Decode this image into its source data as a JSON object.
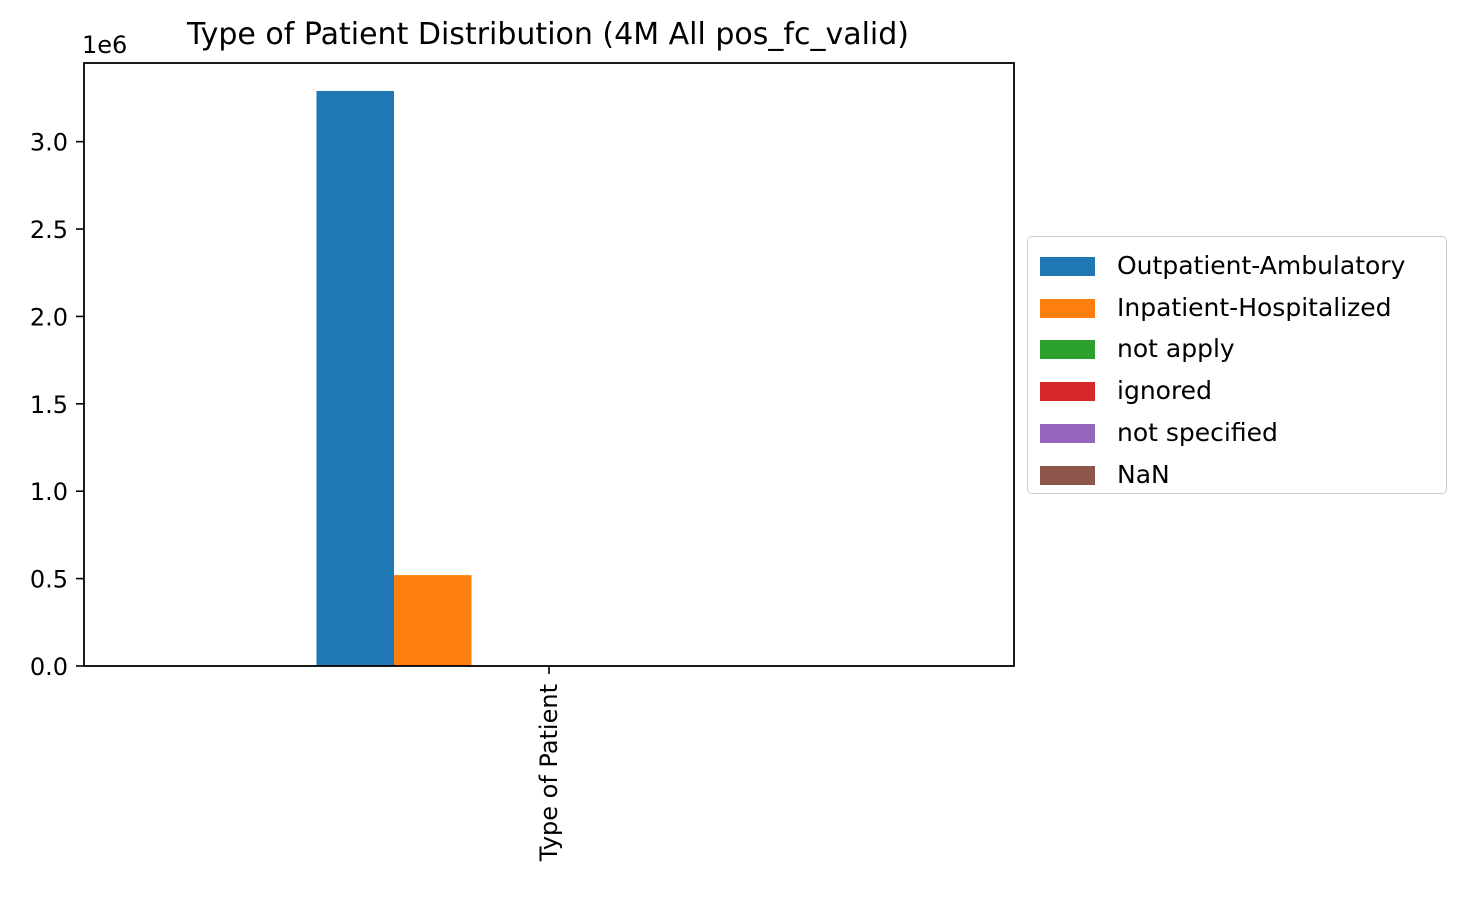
{
  "chart_data": {
    "type": "bar",
    "title": "Type of Patient Distribution (4M All pos_fc_valid)",
    "categories": [
      "Type of Patient"
    ],
    "xlabel": "",
    "ylabel": "",
    "offset_label": "1e6",
    "ylim": [
      0,
      3.45
    ],
    "yticks": [
      "0.0",
      "0.5",
      "1.0",
      "1.5",
      "2.0",
      "2.5",
      "3.0"
    ],
    "grid": false,
    "legend_position": "center-right, outside",
    "series": [
      {
        "name": "Outpatient-Ambulatory",
        "color": "#1f77b4",
        "values": [
          3.29
        ]
      },
      {
        "name": "Inpatient-Hospitalized",
        "color": "#ff7f0e",
        "values": [
          0.52
        ]
      },
      {
        "name": "not apply",
        "color": "#2ca02c",
        "values": [
          0
        ]
      },
      {
        "name": "ignored",
        "color": "#d62728",
        "values": [
          0
        ]
      },
      {
        "name": "not specified",
        "color": "#9467bd",
        "values": [
          0
        ]
      },
      {
        "name": "NaN",
        "color": "#8c564b",
        "values": [
          0
        ]
      }
    ]
  }
}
..........
Directions: Make an exact copy of the records above, with the pictures left out.

Final answer:
Decode this image into its source data as a JSON object.
{
  "chart_data": {
    "type": "bar",
    "title": "Type of Patient Distribution (4M All pos_fc_valid)",
    "categories": [
      "Type of Patient"
    ],
    "xlabel": "",
    "ylabel": "",
    "offset_label": "1e6",
    "ylim": [
      0,
      3.45
    ],
    "yticks": [
      "0.0",
      "0.5",
      "1.0",
      "1.5",
      "2.0",
      "2.5",
      "3.0"
    ],
    "grid": false,
    "legend_position": "center-right, outside",
    "series": [
      {
        "name": "Outpatient-Ambulatory",
        "color": "#1f77b4",
        "values": [
          3.29
        ]
      },
      {
        "name": "Inpatient-Hospitalized",
        "color": "#ff7f0e",
        "values": [
          0.52
        ]
      },
      {
        "name": "not apply",
        "color": "#2ca02c",
        "values": [
          0
        ]
      },
      {
        "name": "ignored",
        "color": "#d62728",
        "values": [
          0
        ]
      },
      {
        "name": "not specified",
        "color": "#9467bd",
        "values": [
          0
        ]
      },
      {
        "name": "NaN",
        "color": "#8c564b",
        "values": [
          0
        ]
      }
    ]
  }
}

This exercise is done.